## Required work
1. Reproduce the records verbatim, starting with their first line and ending with the line that contains "button[interactable]: Documents and", including both of those lines.
2. Extend the text on Aboriginal pride in the Prince George school system, picking up after its last sentence.

## Excerpt provided
===============
Aboriginal pride shining through in school system

In 2008, Prime Minister Stephen Harper apologized to the Aboriginal peoples of Canada for the crimes committed against them in the residential school system, but it is sometimes difficult to see where this has made any difference.

Prince George has more Aboriginal students than any other school district in British Columbia. Our administrators have been working with the Aboriginal leaders in our region to establish an innovative program which is having a tremendously positive impact, not only on our Aboriginal children but on all students in the Prince George School District.

Today the Aboriginal graduation rate us up to 61%, and the next goal is to reach 80%.

Other areas of success are not as measurable, but certainly as significant. One Metis teacher remarked how refreshing it is to see students taking pride in their Aboriginal heritage, something that she didn’t do until she was in her 30s.

What are some of the things that are making a difference?
===============
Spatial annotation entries
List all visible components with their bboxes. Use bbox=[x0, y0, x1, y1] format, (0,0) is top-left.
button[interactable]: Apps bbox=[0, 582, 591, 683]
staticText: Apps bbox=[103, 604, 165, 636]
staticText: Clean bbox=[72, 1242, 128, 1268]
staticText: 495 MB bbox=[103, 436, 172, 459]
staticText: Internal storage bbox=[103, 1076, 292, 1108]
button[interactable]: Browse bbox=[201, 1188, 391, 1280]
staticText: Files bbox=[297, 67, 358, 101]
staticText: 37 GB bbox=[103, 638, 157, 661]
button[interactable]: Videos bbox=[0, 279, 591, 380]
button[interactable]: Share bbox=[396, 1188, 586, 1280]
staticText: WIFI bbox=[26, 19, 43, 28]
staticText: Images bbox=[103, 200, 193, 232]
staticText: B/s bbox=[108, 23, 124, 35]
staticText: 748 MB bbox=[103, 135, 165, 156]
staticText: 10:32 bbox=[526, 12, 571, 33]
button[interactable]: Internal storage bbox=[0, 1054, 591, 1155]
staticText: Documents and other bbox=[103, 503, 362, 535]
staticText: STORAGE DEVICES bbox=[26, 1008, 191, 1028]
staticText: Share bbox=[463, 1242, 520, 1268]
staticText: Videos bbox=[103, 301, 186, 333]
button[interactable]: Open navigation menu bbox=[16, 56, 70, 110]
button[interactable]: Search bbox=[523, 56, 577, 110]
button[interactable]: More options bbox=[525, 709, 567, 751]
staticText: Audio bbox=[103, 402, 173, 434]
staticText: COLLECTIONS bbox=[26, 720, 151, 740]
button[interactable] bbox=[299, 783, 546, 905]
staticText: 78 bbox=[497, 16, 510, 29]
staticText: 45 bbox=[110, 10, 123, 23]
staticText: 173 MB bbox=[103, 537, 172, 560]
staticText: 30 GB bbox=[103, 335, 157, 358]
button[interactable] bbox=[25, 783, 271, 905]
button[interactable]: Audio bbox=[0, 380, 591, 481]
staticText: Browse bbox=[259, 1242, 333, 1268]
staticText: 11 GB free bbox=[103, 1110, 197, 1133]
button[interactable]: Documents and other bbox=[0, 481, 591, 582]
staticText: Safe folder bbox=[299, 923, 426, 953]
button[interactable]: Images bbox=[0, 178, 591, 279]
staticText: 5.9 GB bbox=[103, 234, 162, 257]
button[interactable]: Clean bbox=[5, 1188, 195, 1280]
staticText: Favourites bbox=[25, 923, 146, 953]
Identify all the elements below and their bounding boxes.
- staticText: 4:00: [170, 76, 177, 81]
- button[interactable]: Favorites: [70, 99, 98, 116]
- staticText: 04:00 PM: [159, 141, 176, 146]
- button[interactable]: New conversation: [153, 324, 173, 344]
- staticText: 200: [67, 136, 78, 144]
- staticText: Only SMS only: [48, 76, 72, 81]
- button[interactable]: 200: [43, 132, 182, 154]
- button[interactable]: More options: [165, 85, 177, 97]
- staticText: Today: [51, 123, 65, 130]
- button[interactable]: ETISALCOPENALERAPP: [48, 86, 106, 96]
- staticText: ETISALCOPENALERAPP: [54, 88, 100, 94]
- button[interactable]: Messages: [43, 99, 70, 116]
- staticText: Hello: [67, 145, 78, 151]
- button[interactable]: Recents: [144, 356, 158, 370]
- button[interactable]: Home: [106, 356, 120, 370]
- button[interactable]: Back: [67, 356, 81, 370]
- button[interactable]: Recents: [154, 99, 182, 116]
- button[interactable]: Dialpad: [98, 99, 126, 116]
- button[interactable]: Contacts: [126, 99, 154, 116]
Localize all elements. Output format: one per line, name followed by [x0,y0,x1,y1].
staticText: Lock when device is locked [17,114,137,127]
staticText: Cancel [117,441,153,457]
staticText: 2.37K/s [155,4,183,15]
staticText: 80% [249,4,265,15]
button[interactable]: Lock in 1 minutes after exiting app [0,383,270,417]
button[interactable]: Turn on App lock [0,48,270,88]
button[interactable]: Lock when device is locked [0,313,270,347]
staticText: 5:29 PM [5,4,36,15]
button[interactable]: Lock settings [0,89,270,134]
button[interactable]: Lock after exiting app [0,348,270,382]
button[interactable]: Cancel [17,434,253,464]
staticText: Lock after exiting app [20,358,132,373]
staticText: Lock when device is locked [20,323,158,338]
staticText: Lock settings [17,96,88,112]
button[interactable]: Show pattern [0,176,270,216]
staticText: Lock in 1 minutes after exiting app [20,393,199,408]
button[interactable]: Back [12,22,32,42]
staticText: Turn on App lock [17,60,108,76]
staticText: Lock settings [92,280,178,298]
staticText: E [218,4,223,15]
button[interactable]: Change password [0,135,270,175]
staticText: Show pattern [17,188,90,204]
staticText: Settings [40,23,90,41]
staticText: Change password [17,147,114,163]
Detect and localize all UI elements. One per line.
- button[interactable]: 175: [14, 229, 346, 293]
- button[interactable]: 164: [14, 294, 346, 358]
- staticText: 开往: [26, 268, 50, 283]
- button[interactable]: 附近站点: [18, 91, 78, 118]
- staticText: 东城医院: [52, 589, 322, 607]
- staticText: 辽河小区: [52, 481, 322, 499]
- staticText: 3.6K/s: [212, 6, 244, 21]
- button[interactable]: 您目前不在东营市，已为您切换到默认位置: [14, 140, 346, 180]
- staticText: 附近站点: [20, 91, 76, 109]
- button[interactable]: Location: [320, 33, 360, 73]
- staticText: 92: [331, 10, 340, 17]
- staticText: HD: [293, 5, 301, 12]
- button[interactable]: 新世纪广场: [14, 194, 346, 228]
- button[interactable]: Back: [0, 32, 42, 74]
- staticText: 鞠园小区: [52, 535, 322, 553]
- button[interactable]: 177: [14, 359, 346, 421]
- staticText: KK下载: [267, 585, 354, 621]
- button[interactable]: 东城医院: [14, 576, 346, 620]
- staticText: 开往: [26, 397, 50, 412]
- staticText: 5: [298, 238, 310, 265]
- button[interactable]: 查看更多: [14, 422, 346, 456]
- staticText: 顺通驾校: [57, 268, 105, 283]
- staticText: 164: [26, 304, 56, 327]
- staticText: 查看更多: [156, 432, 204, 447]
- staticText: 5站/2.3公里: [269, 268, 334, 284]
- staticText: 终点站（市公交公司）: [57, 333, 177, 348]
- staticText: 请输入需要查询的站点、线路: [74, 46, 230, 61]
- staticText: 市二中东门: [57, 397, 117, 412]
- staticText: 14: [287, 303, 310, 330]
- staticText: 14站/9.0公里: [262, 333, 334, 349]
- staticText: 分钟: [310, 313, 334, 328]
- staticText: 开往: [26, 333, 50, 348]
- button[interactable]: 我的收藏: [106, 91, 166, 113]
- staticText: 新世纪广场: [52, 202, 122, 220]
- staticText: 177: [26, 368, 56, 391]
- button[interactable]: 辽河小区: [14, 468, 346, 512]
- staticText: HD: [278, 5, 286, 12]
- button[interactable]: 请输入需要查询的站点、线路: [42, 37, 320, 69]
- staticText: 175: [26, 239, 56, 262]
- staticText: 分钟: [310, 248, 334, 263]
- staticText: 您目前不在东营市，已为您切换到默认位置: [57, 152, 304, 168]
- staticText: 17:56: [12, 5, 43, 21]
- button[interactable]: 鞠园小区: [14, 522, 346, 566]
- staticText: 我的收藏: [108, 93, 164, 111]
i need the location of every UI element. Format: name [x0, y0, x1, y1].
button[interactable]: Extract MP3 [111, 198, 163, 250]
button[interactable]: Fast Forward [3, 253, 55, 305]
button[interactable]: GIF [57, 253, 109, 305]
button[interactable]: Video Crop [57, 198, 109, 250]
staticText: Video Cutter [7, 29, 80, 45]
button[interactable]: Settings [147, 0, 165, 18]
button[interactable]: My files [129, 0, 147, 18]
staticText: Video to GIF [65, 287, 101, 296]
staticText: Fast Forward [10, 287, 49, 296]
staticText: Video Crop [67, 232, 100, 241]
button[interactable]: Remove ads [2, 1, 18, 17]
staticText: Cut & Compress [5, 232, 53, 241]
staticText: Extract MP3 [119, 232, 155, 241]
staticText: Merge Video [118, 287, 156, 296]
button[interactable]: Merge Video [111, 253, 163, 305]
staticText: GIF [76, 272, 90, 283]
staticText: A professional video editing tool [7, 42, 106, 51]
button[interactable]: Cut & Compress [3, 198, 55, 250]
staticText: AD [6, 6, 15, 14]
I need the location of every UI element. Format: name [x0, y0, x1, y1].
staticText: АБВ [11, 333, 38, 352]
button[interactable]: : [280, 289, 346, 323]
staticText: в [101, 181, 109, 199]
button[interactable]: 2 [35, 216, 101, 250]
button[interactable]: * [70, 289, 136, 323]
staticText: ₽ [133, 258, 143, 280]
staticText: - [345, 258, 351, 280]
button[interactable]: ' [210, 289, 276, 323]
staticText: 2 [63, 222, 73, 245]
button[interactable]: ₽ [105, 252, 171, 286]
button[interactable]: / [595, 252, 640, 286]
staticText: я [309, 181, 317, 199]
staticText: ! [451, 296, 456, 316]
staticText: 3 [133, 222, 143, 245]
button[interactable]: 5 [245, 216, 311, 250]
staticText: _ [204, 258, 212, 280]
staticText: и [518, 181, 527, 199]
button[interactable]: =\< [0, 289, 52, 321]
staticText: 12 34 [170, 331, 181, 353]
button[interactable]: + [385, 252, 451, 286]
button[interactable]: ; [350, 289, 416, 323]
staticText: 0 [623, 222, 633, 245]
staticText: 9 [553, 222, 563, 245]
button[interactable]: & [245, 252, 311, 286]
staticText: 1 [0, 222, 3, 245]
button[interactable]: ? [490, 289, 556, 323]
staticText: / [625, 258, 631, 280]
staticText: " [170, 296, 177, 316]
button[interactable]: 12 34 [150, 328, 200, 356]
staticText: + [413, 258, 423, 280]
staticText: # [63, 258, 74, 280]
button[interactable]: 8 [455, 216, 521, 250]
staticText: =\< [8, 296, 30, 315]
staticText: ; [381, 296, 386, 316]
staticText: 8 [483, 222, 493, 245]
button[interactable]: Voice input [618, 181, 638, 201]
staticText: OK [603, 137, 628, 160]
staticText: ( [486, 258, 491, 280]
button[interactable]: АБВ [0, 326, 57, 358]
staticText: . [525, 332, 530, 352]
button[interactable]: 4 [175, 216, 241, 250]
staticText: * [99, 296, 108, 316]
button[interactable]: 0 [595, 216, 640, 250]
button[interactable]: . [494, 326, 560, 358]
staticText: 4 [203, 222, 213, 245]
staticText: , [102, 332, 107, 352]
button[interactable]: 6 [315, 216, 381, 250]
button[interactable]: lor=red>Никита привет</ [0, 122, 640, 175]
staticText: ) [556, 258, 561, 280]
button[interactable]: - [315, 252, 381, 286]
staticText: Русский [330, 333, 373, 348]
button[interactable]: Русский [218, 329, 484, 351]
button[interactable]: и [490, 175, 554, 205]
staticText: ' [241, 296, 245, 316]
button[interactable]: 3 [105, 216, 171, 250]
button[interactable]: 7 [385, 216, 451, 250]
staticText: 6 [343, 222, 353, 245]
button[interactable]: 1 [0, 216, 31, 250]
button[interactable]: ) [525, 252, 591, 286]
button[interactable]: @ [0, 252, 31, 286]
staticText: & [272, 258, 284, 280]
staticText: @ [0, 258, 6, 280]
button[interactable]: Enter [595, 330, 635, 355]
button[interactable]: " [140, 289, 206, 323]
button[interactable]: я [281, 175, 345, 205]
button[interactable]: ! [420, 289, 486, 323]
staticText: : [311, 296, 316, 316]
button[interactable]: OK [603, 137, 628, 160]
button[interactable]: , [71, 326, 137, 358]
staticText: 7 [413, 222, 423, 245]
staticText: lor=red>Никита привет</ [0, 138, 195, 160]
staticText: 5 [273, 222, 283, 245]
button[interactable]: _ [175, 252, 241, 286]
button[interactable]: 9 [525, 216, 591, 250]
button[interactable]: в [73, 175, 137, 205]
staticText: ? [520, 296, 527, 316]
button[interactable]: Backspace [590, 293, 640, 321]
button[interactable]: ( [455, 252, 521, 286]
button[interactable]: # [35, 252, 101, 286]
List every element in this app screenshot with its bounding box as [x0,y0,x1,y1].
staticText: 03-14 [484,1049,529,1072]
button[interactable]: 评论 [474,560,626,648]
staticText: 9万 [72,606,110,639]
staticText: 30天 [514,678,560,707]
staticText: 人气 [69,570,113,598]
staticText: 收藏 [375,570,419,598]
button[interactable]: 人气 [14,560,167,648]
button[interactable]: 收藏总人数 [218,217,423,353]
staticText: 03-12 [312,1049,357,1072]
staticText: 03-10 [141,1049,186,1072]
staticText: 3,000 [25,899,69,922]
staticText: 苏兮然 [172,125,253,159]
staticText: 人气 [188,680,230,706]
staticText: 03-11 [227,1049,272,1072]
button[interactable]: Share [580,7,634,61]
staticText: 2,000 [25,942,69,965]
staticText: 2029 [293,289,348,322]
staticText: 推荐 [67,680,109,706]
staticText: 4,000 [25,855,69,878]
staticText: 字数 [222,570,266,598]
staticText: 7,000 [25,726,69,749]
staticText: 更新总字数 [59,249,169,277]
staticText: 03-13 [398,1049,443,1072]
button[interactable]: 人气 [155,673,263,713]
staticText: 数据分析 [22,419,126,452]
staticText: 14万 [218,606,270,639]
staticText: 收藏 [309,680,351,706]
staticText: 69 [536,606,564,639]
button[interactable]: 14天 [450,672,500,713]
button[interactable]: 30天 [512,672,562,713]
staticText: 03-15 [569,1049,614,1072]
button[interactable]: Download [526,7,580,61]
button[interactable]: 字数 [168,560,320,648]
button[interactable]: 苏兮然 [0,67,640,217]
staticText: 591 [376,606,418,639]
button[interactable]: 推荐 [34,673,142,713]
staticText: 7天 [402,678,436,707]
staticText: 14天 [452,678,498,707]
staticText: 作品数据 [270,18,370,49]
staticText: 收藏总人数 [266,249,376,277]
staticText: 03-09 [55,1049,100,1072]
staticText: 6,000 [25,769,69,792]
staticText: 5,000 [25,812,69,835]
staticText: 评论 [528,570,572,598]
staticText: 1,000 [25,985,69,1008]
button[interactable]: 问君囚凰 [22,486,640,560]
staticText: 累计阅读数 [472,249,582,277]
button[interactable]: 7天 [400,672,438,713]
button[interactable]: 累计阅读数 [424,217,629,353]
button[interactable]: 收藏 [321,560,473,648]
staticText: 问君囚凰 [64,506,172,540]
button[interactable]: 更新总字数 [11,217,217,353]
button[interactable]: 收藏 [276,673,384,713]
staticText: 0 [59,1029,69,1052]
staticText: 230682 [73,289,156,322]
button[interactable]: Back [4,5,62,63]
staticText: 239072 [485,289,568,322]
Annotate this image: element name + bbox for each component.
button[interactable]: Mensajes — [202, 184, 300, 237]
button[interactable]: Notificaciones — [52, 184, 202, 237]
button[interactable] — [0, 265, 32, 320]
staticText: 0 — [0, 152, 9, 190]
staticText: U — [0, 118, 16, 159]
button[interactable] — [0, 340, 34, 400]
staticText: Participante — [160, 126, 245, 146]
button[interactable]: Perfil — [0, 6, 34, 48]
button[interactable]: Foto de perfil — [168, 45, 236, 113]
===============
## Responses
1.
List all visible components with their bboxes. Use bbox=[x0, y0, x1, y1] format, (0,0) is top-left.
button[interactable]: Apps bbox=[0, 582, 591, 683]
staticText: Apps bbox=[103, 604, 165, 636]
staticText: Clean bbox=[72, 1242, 128, 1268]
staticText: 495 MB bbox=[103, 436, 172, 459]
staticText: Internal storage bbox=[103, 1076, 292, 1108]
button[interactable]: Browse bbox=[201, 1188, 391, 1280]
staticText: Files bbox=[297, 67, 358, 101]
staticText: 37 GB bbox=[103, 638, 157, 661]
button[interactable]: Videos bbox=[0, 279, 591, 380]
button[interactable]: Share bbox=[396, 1188, 586, 1280]
staticText: WIFI bbox=[26, 19, 43, 28]
staticText: Images bbox=[103, 200, 193, 232]
staticText: B/s bbox=[108, 23, 124, 35]
staticText: 748 MB bbox=[103, 135, 165, 156]
staticText: 10:32 bbox=[526, 12, 571, 33]
button[interactable]: Internal storage bbox=[0, 1054, 591, 1155]
staticText: Documents and other bbox=[103, 503, 362, 535]
staticText: STORAGE DEVICES bbox=[26, 1008, 191, 1028]
staticText: Share bbox=[463, 1242, 520, 1268]
staticText: Videos bbox=[103, 301, 186, 333]
button[interactable]: Open navigation menu bbox=[16, 56, 70, 110]
button[interactable]: Search bbox=[523, 56, 577, 110]
button[interactable]: More options bbox=[525, 709, 567, 751]
staticText: Audio bbox=[103, 402, 173, 434]
staticText: COLLECTIONS bbox=[26, 720, 151, 740]
button[interactable] bbox=[299, 783, 546, 905]
staticText: 78 bbox=[497, 16, 510, 29]
staticText: 45 bbox=[110, 10, 123, 23]
staticText: 173 MB bbox=[103, 537, 172, 560]
staticText: 30 GB bbox=[103, 335, 157, 358]
button[interactable] bbox=[25, 783, 271, 905]
button[interactable]: Audio bbox=[0, 380, 591, 481]
staticText: Browse bbox=[259, 1242, 333, 1268]
staticText: 11 GB free bbox=[103, 1110, 197, 1133]
button[interactable]: Documents and other bbox=[0, 481, 591, 582]

2.
Aboriginal culture is taking a prominent place in our schools. There are celebrations involving art and music. There are also numerous curricular supports with Aboriginal content permeating all areas of study.

What is most thrilling about this entire journey is that it takes us back to the way things used to be, and the way they are meant to be. Aboriginal and European cultures lived in symbiosis in this part of the world for generations during the fur trade.

In a world that is just beginning to become aware of the devastating and lasting impact of colonialism, we are a beacon of hope. As we come together and improve our system, we demonstrate that positive change really is possible.